DATASET CONTENT
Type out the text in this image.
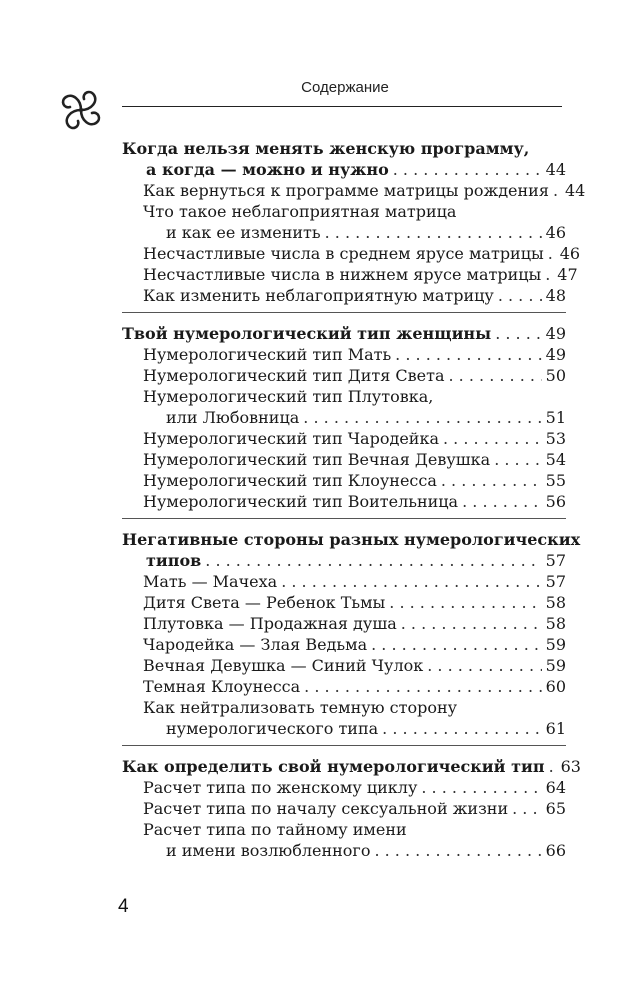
Содержание
Когда нельзя менять женскую программу,
а когда — можно и нужно . . .	44
Как вернуться к программе матрицы рождения . . . 44
Что такое неблагоприятная матрица
и как ее изменить . . .	46
Несчастливые числа в среднем ярусе матрицы . . . 46
Несчастливые числа в нижнем ярусе матрицы . . . 47
Как изменить неблагоприятную матрицу . . .	48
Твой нумерологический тип женщины . . .	49
Нумерологический тип Мать . . .	49
Нумерологический тип Дитя Света . . .	50
Нумерологический тип Плутовка,
или Любовница . . .	51
Нумерологический тип Чародейка . . .	53
Нумерологический тип Вечная Девушка . . .	54
Нумерологический тип Клоунесса . . .	55
Нумерологический тип Воительница . . .	56
Негативные стороны разных нумерологических
типов . . .	57
Мать — Мачеха . . .	57
Дитя Света — Ребенок Тьмы . . .	58
Плутовка — Продажная душа . . .	58
Чародейка — Злая Ведьма . . .	59
Вечная Девушка — Синий Чулок . . .	59
Темная Клоунесса . . .	60
Как нейтрализовать темную сторону
нумерологического типа . . .	61
Как определить свой нумерологический тип . . . 63
Расчет типа по женскому циклу . . .	64
Расчет типа по началу сексуальной жизни . . . 65
Расчет типа по тайному имени
и имени возлюбленного . . .	66
4
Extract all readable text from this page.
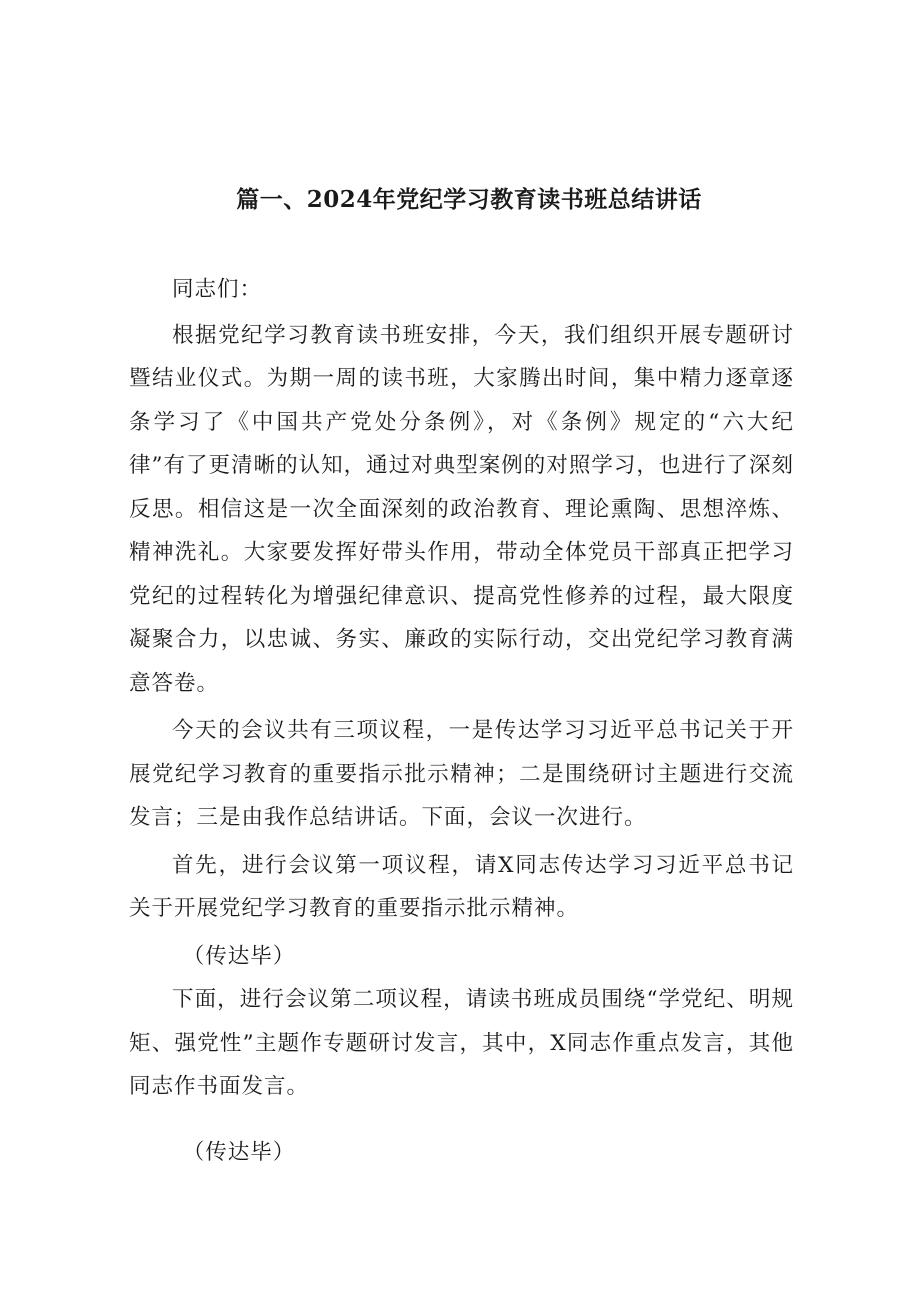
篇一、2024年党纪学习教育读书班总结讲话

同志们：

根据党纪学习教育读书班安排，今天，我们组织开展专题研讨暨结业仪式。为期一周的读书班，大家腾出时间，集中精力逐章逐条学习了《中国共产党处分条例》，对《条例》规定的“六大纪律”有了更清晰的认知，通过对典型案例的对照学习，也进行了深刻反思。相信这是一次全面深刻的政治教育、理论熏陶、思想淬炼、精神洗礼。大家要发挥好带头作用，带动全体党员干部真正把学习党纪的过程转化为增强纪律意识、提高党性修养的过程，最大限度凝聚合力，以忠诚、务实、廉政的实际行动，交出党纪学习教育满意答卷。

今天的会议共有三项议程，一是传达学习习近平总书记关于开展党纪学习教育的重要指示批示精神；二是围绕研讨主题进行交流发言；三是由我作总结讲话。下面，会议一次进行。

首先，进行会议第一项议程，请X同志传达学习习近平总书记关于开展党纪学习教育的重要指示批示精神。

（传达毕）

下面，进行会议第二项议程，请读书班成员围绕“学党纪、明规矩、强党性”主题作专题研讨发言，其中，X同志作重点发言，其他同志作书面发言。

（传达毕）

REQUIRED WORK
Leave the pictures out, and please copy only the lines from the one with "Extract all readable text from this page." through the end of the listing.

SOLUTION TO THIS TASK
Extract all readable text from this page.
篇一、2024年党纪学习教育读书班总结讲话

同志们：

根据党纪学习教育读书班安排，今天，我们组织开展专题研讨暨结业仪式。为期一周的读书班，大家腾出时间，集中精力逐章逐条学习了《中国共产党处分条例》，对《条例》规定的“六大纪律”有了更清晰的认知，通过对典型案例的对照学习，也进行了深刻反思。相信这是一次全面深刻的政治教育、理论熏陶、思想淬炼、精神洗礼。大家要发挥好带头作用，带动全体党员干部真正把学习党纪的过程转化为增强纪律意识、提高党性修养的过程，最大限度凝聚合力，以忠诚、务实、廉政的实际行动，交出党纪学习教育满意答卷。

今天的会议共有三项议程，一是传达学习习近平总书记关于开展党纪学习教育的重要指示批示精神；二是围绕研讨主题进行交流发言；三是由我作总结讲话。下面，会议一次进行。

首先，进行会议第一项议程，请X同志传达学习习近平总书记关于开展党纪学习教育的重要指示批示精神。

（传达毕）

下面，进行会议第二项议程，请读书班成员围绕“学党纪、明规矩、强党性”主题作专题研讨发言，其中，X同志作重点发言，其他同志作书面发言。

（传达毕）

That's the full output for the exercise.